Leave the pictures out and transcribe every record exactly.

- [Extracted material]:
===

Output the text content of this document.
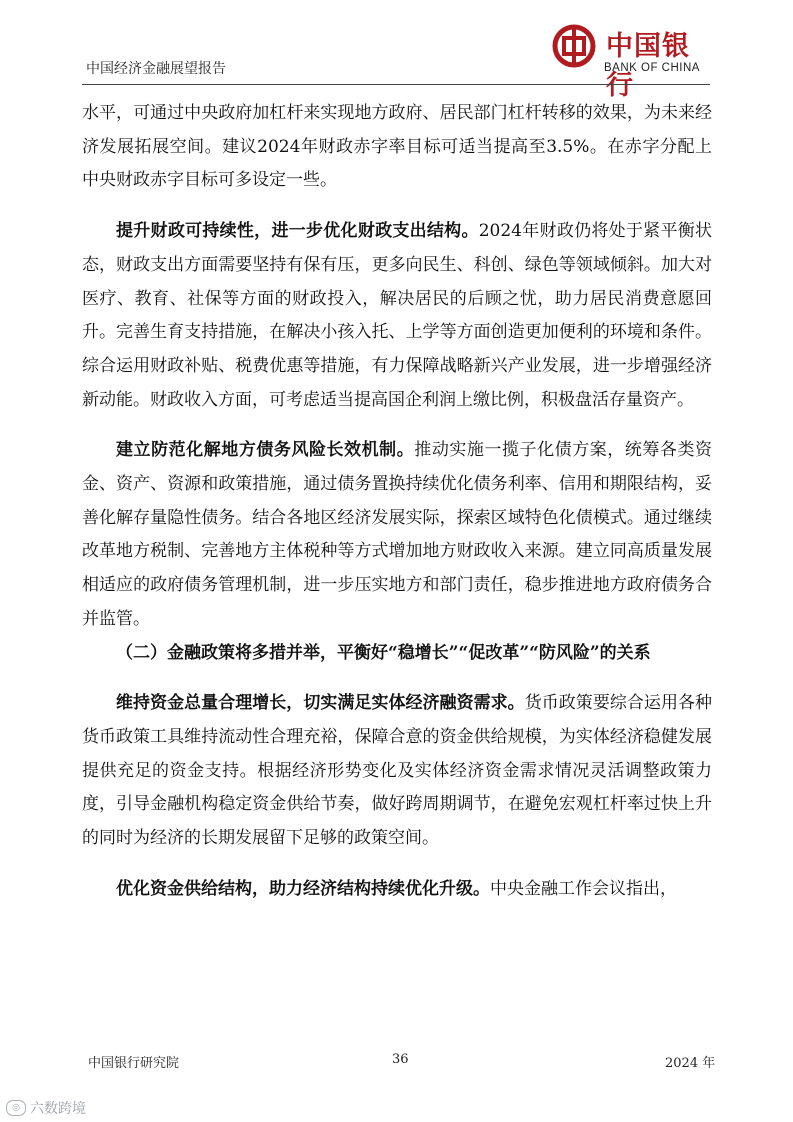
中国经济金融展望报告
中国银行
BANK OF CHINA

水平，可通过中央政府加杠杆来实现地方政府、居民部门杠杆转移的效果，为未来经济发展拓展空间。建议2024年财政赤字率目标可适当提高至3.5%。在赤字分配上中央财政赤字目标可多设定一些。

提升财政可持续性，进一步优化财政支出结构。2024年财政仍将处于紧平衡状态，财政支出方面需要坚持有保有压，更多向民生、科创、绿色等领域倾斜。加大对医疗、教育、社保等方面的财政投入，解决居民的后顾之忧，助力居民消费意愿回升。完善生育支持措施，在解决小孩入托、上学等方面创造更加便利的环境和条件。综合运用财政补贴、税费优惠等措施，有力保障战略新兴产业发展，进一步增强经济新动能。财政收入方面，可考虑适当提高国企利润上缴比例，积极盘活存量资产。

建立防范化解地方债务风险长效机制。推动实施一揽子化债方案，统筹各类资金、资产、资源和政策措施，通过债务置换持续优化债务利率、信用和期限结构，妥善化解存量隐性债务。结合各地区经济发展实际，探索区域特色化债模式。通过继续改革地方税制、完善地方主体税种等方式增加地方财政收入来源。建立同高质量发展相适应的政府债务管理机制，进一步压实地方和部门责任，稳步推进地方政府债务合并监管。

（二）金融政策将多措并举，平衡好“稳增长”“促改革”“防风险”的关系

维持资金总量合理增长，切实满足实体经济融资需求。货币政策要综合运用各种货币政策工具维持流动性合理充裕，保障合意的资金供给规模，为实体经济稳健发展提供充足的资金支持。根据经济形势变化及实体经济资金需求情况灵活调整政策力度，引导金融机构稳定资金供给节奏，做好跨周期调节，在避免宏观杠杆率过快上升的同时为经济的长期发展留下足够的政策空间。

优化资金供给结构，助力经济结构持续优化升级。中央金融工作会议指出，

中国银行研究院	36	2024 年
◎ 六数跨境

===

- [Right answer]:
Output the text content of this document.
中国经济金融展望报告
中国银行
BANK OF CHINA

水平，可通过中央政府加杠杆来实现地方政府、居民部门杠杆转移的效果，为未来经济发展拓展空间。建议2024年财政赤字率目标可适当提高至3.5%。在赤字分配上中央财政赤字目标可多设定一些。

提升财政可持续性，进一步优化财政支出结构。2024年财政仍将处于紧平衡状态，财政支出方面需要坚持有保有压，更多向民生、科创、绿色等领域倾斜。加大对医疗、教育、社保等方面的财政投入，解决居民的后顾之忧，助力居民消费意愿回升。完善生育支持措施，在解决小孩入托、上学等方面创造更加便利的环境和条件。综合运用财政补贴、税费优惠等措施，有力保障战略新兴产业发展，进一步增强经济新动能。财政收入方面，可考虑适当提高国企利润上缴比例，积极盘活存量资产。

建立防范化解地方债务风险长效机制。推动实施一揽子化债方案，统筹各类资金、资产、资源和政策措施，通过债务置换持续优化债务利率、信用和期限结构，妥善化解存量隐性债务。结合各地区经济发展实际，探索区域特色化债模式。通过继续改革地方税制、完善地方主体税种等方式增加地方财政收入来源。建立同高质量发展相适应的政府债务管理机制，进一步压实地方和部门责任，稳步推进地方政府债务合并监管。

（二）金融政策将多措并举，平衡好“稳增长”“促改革”“防风险”的关系

维持资金总量合理增长，切实满足实体经济融资需求。货币政策要综合运用各种货币政策工具维持流动性合理充裕，保障合意的资金供给规模，为实体经济稳健发展提供充足的资金支持。根据经济形势变化及实体经济资金需求情况灵活调整政策力度，引导金融机构稳定资金供给节奏，做好跨周期调节，在避免宏观杠杆率过快上升的同时为经济的长期发展留下足够的政策空间。

优化资金供给结构，助力经济结构持续优化升级。中央金融工作会议指出，

中国银行研究院	36	2024 年
◎ 六数跨境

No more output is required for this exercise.